Example of inclusion with a host

Deletion strategy

You can specify what you want to do with tracked configuration file CI records when discovery can no longer find them. You can keep the configuration file CI record, automatically delete it, delete only the CI relationships to it, or mark it absent.

Discovery patterns that support configuration file tracking by default

These patterns provide tracked file definitions by default:

Classifier Pattern CI Type File path of tracked file
Apache Server Apache On Unix Pattern

Apache On Windows Pattern

Apache Web Server [cmdb_ci_apache_web_server] $config_file
MySQL Server MySQL server On Windows and Linux Pattern MySQL Instance [cmdb_ci_db_mysql_instance] $config_file
Microsoft IIS Server IIS Microsoft iis Web Server [cmdb_ci_microsoft_iis_web_server] EVAL(javascript: var rtrn = '';var winDir = CTX.getCommandManager().shellCommand("echo %WinDir%", false, null, null, CTX);rtrn = winDir.trim() + '\\System32\\Inetsrv\\Config\\*.config';)
IIS Virtual Directory [cmdb_ci_iisdirectory] $install_directory + "\*.config"

Dataset records

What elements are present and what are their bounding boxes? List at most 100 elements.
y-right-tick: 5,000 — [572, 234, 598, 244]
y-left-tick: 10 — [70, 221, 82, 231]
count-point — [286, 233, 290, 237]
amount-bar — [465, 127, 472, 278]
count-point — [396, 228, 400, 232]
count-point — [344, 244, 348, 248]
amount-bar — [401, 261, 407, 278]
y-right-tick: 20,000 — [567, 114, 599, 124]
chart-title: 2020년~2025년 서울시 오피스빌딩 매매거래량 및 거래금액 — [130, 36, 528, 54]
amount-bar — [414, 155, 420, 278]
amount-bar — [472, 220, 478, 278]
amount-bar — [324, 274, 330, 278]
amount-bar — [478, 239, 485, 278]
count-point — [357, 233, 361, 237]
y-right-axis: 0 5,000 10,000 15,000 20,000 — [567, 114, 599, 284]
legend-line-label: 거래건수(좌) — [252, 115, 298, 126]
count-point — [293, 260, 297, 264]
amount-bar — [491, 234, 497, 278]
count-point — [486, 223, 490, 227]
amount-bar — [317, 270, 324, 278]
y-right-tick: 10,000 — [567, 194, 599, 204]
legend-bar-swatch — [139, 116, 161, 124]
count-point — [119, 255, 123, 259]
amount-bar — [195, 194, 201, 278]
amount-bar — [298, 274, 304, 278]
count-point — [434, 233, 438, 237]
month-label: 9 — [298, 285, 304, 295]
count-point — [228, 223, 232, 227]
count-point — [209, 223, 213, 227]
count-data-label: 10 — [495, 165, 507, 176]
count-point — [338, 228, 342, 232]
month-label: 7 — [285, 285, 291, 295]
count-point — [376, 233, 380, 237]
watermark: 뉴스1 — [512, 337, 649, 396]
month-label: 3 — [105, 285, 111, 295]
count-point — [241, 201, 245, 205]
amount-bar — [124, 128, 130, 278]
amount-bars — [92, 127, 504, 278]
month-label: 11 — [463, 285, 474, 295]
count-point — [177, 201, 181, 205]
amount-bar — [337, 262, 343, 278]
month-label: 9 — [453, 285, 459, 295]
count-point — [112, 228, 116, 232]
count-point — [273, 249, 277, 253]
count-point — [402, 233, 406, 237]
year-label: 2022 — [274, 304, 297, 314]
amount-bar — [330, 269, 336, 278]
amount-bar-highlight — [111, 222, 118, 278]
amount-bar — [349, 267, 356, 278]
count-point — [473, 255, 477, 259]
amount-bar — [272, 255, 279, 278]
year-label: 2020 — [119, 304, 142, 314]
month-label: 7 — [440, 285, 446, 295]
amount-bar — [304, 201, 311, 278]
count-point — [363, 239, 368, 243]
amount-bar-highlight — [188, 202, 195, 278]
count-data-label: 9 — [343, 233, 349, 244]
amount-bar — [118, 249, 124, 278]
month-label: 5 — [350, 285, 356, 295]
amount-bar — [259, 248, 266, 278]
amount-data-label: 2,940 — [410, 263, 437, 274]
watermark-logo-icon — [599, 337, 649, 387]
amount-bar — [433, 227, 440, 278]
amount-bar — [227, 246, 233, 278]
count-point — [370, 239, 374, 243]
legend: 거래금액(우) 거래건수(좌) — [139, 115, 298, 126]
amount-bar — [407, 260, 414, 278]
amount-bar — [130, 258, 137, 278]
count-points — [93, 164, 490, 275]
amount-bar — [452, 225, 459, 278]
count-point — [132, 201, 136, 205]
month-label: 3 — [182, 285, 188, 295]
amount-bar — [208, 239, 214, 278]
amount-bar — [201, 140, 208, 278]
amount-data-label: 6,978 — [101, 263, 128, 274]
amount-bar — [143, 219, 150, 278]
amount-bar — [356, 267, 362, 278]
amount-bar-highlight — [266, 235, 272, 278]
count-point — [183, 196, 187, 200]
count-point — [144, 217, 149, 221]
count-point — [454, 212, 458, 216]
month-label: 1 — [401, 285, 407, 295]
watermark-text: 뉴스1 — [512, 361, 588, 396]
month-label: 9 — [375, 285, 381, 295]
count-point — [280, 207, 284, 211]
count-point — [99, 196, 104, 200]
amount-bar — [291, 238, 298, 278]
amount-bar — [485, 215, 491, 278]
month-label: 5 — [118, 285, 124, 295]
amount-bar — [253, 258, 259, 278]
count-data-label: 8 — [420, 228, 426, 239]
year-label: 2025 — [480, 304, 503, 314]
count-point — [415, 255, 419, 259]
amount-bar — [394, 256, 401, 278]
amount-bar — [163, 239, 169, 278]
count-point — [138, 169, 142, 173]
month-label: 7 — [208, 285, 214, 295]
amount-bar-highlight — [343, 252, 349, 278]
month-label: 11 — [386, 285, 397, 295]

REQUIREMENT 1: According to the text on configuration file tracking, what can be done with tracked configuration file CI records that discovery can no longer find?
REQUIREMENT 2: Continue the text on configuration file tracking from the point where it stops.
The dataset records are separate material, distinct from the text on configuration file tracking.

RESPONSE 1: The record can be kept, automatically deleted, have only its CI relationships deleted, or be marked absent.

RESPONSE 2:
Active MatrixBusiness Works Active MatrixBusiness Works ActiveMatrix Business Works [cmdb_ci_appl_tibco_matrix] $config_file
Enterprise Message Service Enterprise Message Service Tibco Enterprise Message Service [cmdb_ci_appl_tibco_message] $config_file
Oracle Oracle DB on Windows Pattern Oracle Instance [cmdb_ci_db_ora_instance] $install_directory + "\network\admin\*.ora"
Oracle Instance [cmdb_ci_db_ora_instance] $install_directory + "\dbs\*.ora"
Oracle DB on Unix Pattern Oracle Instance [cmdb_ci_db_ora_instance] $install_directory + "/dbs/*.ora"
Oracle Instance [cmdb_ci_db_ora_instance] $install_directory + "/network/admin/*.ora"
Tomcat Tomcat Tomcat [cmdb_ci_app_server_tomcat] $install_directory + "/conf/server.xml"
Tomcat WAR [cmdb_ci_app_server_tomcat_war] $install_directory + "/WEB-INF/web.xml"
WMB WMB On Unix Pattern IBM WebSphere Message Broker [cmdb_ci_appl_ibm_wmb] $install_directory + "/*/etc/config/*/*.prop"
WMB On Windows Pattern IBM WebSphere Message Broker [cmdb_ci_appl_ibm_wmb] $install_directory + "\*\etc\config\*\*.prop"
WMQ WMQ On Windows Pattern IBM WebSphere MQ [cmdb_ci_appl_ibm_wmq] $install_directory + "\*\config\*"
WMQ On Windows Pattern IBM WebSphere MQ [cmdb_ci_appl_ibm_wmq] $install_directory + "/bin/*.sh"

What to do

  1. Enable configuration file tracking by setting the glide.discovery.enable_file_tracking Discovery property to true.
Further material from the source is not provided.